### Extract provided
VOID DisplayEvent(HWND hDlg)
{
  WCHAR szEventType[MAX_PATH];
  WCHAR szTime[MAX_PATH];
  WCHAR szDate[MAX_PATH];
  WCHAR szUser[MAX_PATH];
  WCHAR szComputer[MAX_PATH];
  ....
  ListView_GetItemText(...., sizeof(szEventType)*sizeof(WCHAR));
  ListView_GetItemText(...., sizeof(szDate)*sizeof(WCHAR));
  ListView_GetItemText(...., sizeof(szTime)*sizeof(WCHAR));
  ListView_GetItemText(...., sizeof(szSource)*sizeof(WCHAR));
  ListView_GetItemText(...., sizeof(szCategory)*sizeof(WCHAR));
  ListView_GetItemText(...., sizeof(szEventID)*sizeof(WCHAR));
  ListView_GetItemText(...., sizeof(szUser)*sizeof(WCHAR));
  ListView_GetItemText(...., sizeof(szComputer)*sizeof(WCHAR));
  ....
}

It results in the ListView_GetItemText() function assuming that the buffer size is larger than it actually is. It may potentially cause a buffer overflow.

Function return result not used

#define strcmpW(s1,s2) wcscmp((s1),(s2))
static HRESULT WINAPI IEnumDMO_fnNext(....)
{
  ....
  if (Names[count])
    strcmpW(Names[count], szValue);
  ....
}

V530 The return value of function 'wcscmp' is required to be utilized. dmoreg.c 621

Uninitialized variable

HRESULT WINAPI
INetCfgComponentControl_fnApplyRegistryChanges(
  INetCfgComponentControl * iface)
{
  HKEY hKey;
  ....
  if (RegCreateKeyExW(hKey,
      L"SYSTEM\\CurrentControlSet....",
      ....) == ERROR_SUCCESS)
    ....
######
### Entries provided
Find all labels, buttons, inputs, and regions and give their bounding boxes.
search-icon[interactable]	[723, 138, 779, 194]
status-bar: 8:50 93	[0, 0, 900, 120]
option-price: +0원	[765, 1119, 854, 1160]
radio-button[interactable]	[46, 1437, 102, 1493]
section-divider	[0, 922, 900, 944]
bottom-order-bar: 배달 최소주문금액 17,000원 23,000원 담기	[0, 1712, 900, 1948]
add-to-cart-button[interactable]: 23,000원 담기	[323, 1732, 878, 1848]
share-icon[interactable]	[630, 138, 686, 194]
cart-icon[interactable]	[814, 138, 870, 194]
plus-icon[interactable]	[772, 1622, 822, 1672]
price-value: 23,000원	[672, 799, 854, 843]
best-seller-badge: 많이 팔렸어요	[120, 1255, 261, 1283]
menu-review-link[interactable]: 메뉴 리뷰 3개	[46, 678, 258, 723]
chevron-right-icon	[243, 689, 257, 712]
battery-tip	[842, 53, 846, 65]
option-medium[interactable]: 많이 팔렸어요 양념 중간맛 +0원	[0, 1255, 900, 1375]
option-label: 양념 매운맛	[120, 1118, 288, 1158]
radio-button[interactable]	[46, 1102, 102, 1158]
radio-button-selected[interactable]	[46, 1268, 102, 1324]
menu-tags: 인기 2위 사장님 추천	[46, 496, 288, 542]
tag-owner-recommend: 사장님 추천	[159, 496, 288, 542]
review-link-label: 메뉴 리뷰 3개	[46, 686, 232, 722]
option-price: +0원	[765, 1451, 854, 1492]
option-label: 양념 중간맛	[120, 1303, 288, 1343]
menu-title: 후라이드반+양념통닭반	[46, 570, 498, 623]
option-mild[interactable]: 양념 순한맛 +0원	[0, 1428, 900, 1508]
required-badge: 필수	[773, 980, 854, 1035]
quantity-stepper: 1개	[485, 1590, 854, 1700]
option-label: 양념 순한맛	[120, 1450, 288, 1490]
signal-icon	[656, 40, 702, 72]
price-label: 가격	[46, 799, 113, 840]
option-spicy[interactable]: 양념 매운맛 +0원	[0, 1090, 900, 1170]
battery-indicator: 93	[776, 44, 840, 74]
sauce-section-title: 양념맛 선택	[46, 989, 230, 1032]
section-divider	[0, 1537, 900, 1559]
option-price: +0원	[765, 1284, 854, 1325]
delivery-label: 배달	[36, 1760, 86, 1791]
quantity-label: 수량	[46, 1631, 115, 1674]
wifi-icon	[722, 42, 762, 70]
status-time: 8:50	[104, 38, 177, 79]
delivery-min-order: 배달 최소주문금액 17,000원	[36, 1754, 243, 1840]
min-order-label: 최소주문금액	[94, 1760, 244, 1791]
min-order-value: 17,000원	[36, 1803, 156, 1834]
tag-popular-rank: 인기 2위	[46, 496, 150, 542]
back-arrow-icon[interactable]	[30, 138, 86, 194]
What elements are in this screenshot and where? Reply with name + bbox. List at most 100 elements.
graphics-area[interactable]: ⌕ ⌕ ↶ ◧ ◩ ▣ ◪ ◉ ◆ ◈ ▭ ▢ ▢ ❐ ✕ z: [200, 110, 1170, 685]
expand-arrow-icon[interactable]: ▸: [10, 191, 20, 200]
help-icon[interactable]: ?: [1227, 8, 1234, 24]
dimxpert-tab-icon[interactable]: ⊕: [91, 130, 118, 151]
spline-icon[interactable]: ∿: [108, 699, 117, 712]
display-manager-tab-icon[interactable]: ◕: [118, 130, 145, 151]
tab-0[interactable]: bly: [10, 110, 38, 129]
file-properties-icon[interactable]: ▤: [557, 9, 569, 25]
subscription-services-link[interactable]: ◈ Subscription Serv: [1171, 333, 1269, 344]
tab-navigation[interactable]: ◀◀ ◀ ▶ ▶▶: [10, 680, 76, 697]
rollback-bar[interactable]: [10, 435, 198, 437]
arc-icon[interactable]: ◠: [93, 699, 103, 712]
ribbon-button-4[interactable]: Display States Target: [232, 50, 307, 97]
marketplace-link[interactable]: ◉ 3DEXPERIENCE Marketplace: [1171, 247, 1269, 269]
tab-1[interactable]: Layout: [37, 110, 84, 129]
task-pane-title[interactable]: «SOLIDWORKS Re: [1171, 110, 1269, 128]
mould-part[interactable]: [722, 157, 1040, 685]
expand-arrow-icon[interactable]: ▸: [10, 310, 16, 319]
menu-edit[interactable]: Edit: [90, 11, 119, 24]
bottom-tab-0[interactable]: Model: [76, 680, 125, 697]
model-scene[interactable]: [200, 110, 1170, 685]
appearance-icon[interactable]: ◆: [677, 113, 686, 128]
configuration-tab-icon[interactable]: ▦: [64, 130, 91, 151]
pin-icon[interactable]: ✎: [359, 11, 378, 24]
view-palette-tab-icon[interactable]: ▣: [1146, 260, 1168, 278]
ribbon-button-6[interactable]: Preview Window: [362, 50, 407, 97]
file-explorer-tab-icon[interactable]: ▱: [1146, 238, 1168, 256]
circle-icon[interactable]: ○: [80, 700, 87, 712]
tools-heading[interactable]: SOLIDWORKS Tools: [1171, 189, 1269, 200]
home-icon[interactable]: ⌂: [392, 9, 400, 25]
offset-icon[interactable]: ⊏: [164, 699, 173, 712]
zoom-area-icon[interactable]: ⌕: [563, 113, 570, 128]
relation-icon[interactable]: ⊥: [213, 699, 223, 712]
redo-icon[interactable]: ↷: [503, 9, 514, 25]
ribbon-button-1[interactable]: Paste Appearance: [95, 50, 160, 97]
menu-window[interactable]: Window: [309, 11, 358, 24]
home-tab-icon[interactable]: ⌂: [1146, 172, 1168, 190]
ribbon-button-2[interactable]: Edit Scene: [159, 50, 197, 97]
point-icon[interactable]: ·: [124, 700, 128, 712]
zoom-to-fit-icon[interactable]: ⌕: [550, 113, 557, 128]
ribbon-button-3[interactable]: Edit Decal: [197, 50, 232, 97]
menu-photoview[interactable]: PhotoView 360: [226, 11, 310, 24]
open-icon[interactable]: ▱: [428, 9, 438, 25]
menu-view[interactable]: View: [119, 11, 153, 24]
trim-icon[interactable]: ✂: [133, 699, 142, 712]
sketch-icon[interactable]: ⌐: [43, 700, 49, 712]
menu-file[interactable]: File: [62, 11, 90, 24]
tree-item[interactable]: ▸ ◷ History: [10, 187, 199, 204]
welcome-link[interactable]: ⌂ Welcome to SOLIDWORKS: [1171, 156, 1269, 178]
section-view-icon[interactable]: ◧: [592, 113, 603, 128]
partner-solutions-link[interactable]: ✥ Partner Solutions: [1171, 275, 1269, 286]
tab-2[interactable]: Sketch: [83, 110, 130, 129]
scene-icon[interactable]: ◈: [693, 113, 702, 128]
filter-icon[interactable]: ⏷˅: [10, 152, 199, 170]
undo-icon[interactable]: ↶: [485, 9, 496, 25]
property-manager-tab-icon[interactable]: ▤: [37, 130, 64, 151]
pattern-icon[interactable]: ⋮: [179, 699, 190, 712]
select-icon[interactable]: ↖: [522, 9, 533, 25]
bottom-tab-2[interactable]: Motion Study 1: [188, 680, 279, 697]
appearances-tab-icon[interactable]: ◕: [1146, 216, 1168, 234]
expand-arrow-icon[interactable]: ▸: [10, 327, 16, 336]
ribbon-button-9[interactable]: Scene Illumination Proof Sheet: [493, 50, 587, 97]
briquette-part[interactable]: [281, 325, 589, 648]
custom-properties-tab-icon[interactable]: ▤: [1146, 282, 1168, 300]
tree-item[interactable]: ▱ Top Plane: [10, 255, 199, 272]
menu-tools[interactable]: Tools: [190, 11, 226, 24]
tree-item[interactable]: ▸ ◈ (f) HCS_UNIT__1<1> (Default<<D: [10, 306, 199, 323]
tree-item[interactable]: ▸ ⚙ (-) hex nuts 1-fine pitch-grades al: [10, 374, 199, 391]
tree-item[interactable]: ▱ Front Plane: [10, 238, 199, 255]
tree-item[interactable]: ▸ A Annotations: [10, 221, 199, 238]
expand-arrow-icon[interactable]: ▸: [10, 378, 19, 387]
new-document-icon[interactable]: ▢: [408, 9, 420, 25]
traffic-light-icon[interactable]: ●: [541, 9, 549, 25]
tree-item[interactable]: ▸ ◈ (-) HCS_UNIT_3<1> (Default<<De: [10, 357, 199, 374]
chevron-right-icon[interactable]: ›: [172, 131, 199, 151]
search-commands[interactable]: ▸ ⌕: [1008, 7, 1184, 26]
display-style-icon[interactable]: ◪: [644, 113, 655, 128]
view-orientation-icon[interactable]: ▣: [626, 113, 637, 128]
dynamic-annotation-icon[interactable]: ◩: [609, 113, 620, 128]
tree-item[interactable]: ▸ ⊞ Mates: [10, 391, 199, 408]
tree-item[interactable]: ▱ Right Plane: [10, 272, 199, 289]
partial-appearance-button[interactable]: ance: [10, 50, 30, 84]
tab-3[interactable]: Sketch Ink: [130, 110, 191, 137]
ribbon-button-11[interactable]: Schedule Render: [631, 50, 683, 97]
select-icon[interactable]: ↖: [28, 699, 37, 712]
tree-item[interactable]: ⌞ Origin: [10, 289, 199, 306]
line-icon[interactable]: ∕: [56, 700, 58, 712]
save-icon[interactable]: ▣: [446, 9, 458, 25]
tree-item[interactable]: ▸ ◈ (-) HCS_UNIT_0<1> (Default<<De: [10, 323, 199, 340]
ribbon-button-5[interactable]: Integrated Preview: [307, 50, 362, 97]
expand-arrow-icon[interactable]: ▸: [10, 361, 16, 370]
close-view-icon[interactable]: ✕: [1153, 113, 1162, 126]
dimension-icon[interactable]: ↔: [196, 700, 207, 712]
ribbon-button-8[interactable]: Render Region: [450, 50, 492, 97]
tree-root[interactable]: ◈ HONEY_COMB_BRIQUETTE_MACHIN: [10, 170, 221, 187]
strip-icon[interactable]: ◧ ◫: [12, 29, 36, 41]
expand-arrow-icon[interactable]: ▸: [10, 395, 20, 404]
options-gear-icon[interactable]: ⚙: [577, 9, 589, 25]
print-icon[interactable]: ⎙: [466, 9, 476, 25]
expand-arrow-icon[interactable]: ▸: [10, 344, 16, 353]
######
> _Work order 1_
Rewrite the part of the code-defect excerpt between "It results in" and "HRESULT WINAPI IEnumDMO_fnNext(....)", inclusive, putting "memory corruption" in place of "buffer overflow".
> _Work order 2_
Extend the excerpt on code defects, starting right after its final line.

> _Task output 1_
It results in the ListView_GetItemText() function assuming that the buffer size is larger than it actually is. It may potentially cause a memory corruption.

Function return result not used

#define strcmpW(s1,s2) wcscmp((s1),(s2))
static HRESULT WINAPI IEnumDMO_fnNext(....)

> _Task output 2_
}

V614 Uninitialized pointer 'hKey' used. Consider checking the first actual argument of the 'RegCreateKeyExW' function. tcpipconf_notify.c 3138

While calling the RegCreateKeyExW() function, the 'hKey' variable is not initialized yet.

High-order bits that may be significant get truncated

HRESULT WINAPI CRecycleBin::CompareIDs(....)
{
  ....
  return MAKE_HRESULT(SEVERITY_SUCCESS, 0,
   (unsigned short)memcmp(pidl1->mkid.abID,
                          pidl2->mkid.abID,
                          pidl1->mkid.cb));
}

V642 Saving the 'memcmp' function result inside the 'unsigned short' type variable is inappropriate. The significant bits could be lost breaking the program's logic. recyclebin.cpp 542

This type of errors is very much unobvious. I suggest that you read the description of the V642 diagnostic to understand the point. To put it briefly, the trouble is that the memcmp() function doesn't necessarily return only values -1, 0, and 1. It may well return, for instance, number 0x100000. When casting this number to the "unsigned short" type, it will turn into 0.

One-time loops

I've encountered several very strange loops. They don't have the 'continue' operator yet have the unconditional operator 'break'. It means that the loop bodies are executed only once. Here's an example of that kind.

VOID NTAPI IKsPin_PinCentricWorker(IN PVOID Parameter)
{
  ....
  do
  {
    DPRINT("IKsPin_PinCentricWorker calling "
           "Pin Process Routine\n");
    Status =
      This->Pin.Descriptor->Dispatch->Process(&This->Pin);
    DPRINT("IKsPin_PinCentricWorker Status %lx, "
           "Offset %lu Length %lu\n", Status,
           This->LeadingEdgeStreamPointer.Offset,
           This->LeadingEdgeStreamPointer.Length);
    break;
  } while(This->IrpCount);
}  

V612 An unconditional 'break' within a loop. pin.c 1839

Other similar strange loops:

  • V612 An unconditional 'break' within a loop. regexp.c 3633
  • V612 An unconditional 'break' within a loop. hlpfile.c 1131

Strange things

There are code fragments which are probably not bugs. They are simply very strange. For example:

BOOLEAN NTAPI Ext2MakeNewDirectoryEntry(....)
{
  ....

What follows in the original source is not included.